Exercise details:
Sort through the data and copy the lines holding the word "only".

Task data:
***
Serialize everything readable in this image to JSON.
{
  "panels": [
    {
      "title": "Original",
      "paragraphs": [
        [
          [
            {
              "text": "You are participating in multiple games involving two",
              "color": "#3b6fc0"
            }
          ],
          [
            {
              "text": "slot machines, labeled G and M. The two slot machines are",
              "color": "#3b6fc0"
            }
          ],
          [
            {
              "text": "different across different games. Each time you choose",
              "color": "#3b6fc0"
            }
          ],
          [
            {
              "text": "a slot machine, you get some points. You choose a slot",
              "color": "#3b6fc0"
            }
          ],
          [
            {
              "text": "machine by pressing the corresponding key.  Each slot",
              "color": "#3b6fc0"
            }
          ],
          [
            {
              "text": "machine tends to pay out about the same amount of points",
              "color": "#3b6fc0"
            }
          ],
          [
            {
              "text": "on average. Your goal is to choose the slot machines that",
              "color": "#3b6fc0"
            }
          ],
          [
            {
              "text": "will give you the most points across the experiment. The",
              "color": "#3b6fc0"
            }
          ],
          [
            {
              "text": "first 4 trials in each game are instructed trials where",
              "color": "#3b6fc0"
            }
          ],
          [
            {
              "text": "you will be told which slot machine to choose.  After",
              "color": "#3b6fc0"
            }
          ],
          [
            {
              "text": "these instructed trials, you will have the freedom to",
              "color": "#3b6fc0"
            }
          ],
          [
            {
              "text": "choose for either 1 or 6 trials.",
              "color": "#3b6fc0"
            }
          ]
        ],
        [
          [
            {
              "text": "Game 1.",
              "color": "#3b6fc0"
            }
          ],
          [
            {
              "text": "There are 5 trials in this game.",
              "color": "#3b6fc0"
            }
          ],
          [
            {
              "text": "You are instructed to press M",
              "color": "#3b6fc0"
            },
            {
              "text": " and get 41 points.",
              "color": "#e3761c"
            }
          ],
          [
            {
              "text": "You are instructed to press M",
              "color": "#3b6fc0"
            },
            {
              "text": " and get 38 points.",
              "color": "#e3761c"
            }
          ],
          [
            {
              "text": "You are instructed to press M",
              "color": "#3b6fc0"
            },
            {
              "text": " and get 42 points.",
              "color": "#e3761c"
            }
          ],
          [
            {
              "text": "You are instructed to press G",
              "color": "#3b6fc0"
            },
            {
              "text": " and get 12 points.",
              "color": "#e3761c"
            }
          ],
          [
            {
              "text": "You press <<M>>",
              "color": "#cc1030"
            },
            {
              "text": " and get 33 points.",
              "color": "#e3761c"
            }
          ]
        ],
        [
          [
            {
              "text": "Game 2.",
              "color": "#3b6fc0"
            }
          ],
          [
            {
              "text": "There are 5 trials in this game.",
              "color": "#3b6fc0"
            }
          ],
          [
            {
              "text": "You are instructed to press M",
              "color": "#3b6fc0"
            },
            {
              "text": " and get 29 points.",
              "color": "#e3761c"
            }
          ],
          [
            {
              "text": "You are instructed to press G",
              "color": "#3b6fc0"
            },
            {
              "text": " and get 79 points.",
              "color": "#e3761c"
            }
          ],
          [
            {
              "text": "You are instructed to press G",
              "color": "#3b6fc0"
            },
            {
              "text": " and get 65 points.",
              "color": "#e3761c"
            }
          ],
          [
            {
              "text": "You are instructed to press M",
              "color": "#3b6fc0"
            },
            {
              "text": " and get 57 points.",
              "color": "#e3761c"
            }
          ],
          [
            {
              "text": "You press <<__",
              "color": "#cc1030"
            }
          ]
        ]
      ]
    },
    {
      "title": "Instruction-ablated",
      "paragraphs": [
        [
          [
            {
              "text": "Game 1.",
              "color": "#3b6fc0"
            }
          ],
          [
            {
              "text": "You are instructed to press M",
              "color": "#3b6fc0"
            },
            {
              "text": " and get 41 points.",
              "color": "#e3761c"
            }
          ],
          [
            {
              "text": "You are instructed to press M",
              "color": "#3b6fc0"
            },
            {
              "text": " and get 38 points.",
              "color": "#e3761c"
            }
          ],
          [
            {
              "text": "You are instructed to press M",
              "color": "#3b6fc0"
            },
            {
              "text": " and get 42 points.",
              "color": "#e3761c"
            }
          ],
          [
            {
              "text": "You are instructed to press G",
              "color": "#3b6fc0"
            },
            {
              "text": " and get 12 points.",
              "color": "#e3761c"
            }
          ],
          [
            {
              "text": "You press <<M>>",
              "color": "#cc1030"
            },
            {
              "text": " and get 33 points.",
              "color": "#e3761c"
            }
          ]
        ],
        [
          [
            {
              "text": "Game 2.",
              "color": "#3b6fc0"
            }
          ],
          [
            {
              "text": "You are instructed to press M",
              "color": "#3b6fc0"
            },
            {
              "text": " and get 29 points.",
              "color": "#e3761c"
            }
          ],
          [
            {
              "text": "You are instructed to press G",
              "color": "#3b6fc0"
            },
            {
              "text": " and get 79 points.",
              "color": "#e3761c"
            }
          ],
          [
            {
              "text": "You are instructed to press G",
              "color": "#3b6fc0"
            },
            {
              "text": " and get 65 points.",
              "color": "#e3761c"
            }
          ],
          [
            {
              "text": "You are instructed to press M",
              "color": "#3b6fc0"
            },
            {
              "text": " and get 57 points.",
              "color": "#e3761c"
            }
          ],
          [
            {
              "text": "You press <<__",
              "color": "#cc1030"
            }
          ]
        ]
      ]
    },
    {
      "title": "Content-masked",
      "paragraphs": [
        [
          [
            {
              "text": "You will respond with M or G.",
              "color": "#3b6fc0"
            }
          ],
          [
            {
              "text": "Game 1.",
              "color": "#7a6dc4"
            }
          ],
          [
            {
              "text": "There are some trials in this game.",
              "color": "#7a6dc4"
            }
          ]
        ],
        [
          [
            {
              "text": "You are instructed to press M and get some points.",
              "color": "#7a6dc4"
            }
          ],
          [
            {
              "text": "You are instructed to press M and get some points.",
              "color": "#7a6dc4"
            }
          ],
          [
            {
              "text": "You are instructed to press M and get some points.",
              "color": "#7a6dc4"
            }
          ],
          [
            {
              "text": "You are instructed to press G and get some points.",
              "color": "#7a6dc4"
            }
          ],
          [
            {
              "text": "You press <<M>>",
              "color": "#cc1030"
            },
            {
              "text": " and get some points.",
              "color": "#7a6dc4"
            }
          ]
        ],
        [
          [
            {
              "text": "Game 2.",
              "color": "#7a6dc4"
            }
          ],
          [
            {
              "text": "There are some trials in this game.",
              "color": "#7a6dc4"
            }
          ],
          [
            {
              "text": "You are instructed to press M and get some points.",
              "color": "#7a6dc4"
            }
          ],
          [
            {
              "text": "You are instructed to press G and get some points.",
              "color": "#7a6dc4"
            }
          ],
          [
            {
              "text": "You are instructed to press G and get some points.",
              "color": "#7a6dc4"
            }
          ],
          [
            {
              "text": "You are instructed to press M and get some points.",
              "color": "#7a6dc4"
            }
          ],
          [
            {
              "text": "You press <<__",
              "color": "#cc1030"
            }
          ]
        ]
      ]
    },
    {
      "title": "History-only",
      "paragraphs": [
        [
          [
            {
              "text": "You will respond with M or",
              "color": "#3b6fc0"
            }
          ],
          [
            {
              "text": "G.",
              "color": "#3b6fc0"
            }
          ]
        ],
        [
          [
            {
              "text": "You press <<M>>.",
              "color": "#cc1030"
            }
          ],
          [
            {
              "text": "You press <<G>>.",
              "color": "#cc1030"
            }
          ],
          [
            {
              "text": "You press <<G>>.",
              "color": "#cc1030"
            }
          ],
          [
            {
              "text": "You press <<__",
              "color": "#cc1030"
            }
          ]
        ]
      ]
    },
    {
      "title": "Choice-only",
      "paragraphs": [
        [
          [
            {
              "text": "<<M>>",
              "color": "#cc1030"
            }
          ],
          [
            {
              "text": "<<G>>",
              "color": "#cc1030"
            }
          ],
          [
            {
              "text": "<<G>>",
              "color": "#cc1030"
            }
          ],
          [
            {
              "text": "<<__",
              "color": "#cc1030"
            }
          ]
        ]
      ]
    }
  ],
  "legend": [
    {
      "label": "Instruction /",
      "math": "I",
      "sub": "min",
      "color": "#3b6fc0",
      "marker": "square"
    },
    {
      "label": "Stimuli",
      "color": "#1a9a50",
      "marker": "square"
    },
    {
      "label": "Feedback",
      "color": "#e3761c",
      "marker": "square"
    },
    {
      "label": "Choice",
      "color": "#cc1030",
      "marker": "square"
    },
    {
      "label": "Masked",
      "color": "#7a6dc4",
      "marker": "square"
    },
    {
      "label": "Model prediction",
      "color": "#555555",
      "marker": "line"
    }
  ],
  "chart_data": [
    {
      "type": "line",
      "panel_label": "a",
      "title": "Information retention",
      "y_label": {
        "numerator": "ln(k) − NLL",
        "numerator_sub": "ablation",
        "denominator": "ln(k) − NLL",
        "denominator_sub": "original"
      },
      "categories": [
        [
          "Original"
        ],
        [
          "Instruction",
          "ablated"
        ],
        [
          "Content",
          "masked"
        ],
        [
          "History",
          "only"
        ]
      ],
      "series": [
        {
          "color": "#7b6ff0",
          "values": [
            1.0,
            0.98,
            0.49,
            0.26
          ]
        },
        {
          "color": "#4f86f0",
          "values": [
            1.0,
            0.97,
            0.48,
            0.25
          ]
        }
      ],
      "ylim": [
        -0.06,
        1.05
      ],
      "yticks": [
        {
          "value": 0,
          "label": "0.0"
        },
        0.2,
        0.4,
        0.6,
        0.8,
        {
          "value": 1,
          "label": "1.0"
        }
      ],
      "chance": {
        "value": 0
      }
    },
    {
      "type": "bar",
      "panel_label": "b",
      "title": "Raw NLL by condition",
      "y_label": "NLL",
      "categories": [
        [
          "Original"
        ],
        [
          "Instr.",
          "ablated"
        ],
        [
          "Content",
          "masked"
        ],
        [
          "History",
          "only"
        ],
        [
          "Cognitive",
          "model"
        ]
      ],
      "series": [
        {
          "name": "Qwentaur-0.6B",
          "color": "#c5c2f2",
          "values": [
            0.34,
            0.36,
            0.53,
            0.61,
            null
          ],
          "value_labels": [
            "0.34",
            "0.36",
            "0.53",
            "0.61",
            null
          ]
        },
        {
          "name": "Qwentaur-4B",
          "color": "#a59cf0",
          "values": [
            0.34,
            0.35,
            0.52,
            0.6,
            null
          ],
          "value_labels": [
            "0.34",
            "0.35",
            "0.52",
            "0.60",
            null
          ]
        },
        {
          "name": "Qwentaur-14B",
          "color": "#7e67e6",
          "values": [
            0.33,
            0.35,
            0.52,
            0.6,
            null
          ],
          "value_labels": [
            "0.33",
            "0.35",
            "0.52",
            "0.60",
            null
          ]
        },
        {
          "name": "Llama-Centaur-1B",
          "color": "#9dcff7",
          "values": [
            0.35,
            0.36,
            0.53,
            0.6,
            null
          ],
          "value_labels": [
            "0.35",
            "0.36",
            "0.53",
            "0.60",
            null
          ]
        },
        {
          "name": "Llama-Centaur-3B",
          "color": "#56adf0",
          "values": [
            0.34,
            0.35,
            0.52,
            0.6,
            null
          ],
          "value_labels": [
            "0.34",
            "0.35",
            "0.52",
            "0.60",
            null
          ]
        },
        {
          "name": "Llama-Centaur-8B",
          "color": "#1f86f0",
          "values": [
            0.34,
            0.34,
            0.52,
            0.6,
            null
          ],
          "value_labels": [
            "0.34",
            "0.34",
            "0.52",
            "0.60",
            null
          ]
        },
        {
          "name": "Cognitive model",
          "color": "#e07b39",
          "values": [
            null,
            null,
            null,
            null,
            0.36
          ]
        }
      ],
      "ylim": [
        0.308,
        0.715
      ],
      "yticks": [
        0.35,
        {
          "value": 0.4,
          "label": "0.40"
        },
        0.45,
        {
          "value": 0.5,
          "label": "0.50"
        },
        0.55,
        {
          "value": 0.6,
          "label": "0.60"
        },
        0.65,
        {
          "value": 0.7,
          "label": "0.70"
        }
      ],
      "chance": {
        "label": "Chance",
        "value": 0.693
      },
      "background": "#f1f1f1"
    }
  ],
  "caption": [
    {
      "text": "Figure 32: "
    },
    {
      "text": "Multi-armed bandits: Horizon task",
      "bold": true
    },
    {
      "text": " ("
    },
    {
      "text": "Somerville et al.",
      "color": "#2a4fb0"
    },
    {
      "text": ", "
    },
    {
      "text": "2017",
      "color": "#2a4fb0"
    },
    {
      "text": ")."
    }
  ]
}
***
Exercise solution:
      "title": "History-only",
      "title": "Choice-only",
          "only"
          "only"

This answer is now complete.